- _WHAT IS ASKED_: Say how many lines contain "Duis", using only the number.

-*-

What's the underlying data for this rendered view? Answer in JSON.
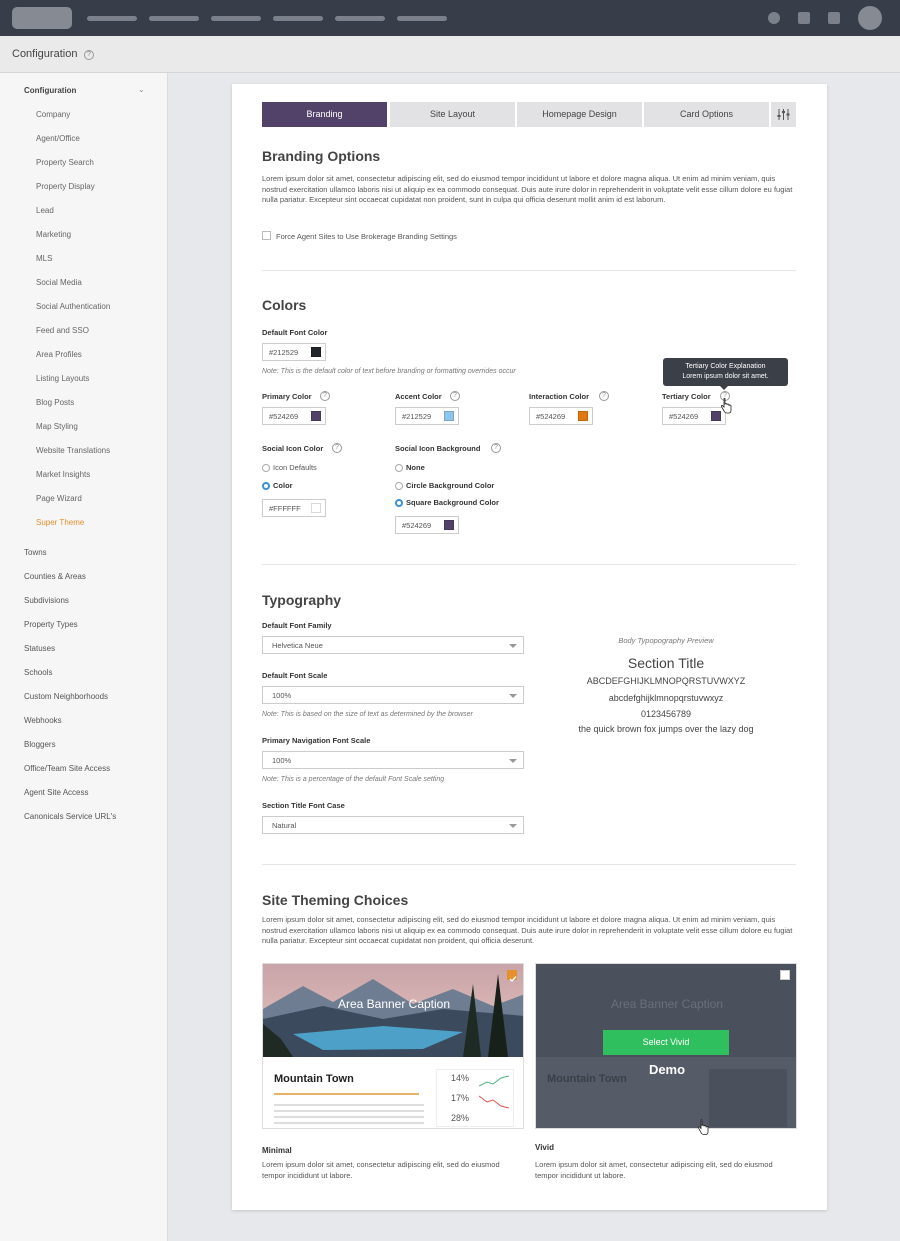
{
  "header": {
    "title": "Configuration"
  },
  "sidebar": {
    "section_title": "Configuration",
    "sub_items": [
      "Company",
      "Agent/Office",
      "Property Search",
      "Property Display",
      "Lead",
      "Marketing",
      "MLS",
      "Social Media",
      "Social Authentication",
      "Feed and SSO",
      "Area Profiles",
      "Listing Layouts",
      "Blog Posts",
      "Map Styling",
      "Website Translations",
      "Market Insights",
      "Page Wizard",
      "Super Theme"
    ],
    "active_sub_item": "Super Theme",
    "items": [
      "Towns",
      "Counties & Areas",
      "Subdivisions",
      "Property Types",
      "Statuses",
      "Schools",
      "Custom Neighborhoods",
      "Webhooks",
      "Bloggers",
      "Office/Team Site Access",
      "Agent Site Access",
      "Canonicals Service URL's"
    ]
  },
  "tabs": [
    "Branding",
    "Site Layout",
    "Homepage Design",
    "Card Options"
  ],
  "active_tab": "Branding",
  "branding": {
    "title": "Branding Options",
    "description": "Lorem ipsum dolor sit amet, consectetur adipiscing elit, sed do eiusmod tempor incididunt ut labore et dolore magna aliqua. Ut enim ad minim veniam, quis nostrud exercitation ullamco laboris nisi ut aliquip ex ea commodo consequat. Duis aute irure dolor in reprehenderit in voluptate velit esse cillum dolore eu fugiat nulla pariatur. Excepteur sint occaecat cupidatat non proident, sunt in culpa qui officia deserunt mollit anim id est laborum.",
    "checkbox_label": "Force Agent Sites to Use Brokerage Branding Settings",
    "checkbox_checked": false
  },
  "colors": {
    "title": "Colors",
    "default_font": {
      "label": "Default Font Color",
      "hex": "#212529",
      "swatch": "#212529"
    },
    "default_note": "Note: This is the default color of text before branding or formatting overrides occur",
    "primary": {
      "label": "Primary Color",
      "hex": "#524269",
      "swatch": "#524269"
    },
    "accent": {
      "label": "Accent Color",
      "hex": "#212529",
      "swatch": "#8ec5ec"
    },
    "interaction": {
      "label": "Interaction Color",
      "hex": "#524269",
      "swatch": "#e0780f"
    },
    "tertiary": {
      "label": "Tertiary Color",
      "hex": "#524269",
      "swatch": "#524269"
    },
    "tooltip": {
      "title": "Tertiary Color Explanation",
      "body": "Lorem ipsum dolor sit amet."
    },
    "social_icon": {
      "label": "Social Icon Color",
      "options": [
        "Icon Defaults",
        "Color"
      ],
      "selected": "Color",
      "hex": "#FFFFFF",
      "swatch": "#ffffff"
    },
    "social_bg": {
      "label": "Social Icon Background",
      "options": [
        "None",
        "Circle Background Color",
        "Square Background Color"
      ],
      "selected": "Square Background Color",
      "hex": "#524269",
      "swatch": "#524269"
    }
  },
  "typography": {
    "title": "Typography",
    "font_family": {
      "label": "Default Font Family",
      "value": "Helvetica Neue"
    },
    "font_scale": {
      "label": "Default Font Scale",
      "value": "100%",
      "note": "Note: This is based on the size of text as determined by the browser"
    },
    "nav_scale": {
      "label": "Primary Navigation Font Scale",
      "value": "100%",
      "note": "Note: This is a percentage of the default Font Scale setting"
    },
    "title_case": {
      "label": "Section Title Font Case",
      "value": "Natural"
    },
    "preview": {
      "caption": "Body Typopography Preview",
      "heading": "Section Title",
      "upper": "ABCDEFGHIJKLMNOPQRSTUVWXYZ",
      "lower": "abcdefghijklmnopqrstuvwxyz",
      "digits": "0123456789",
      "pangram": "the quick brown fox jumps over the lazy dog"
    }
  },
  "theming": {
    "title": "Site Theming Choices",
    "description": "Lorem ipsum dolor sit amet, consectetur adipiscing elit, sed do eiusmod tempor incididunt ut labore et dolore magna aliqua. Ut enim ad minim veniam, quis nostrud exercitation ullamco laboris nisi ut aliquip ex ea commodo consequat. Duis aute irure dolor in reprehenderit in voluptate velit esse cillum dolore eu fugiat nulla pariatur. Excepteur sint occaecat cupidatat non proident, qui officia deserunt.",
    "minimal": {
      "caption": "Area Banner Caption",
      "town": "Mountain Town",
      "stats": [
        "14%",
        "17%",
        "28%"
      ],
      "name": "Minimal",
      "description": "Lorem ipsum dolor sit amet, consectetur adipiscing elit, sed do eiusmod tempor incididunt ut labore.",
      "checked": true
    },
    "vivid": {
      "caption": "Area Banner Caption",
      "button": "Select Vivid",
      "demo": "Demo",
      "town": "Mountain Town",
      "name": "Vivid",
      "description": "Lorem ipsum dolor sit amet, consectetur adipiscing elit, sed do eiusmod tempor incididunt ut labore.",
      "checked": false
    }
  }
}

-*-

- _OUTPUT FOR THIS EXERCISE_: 2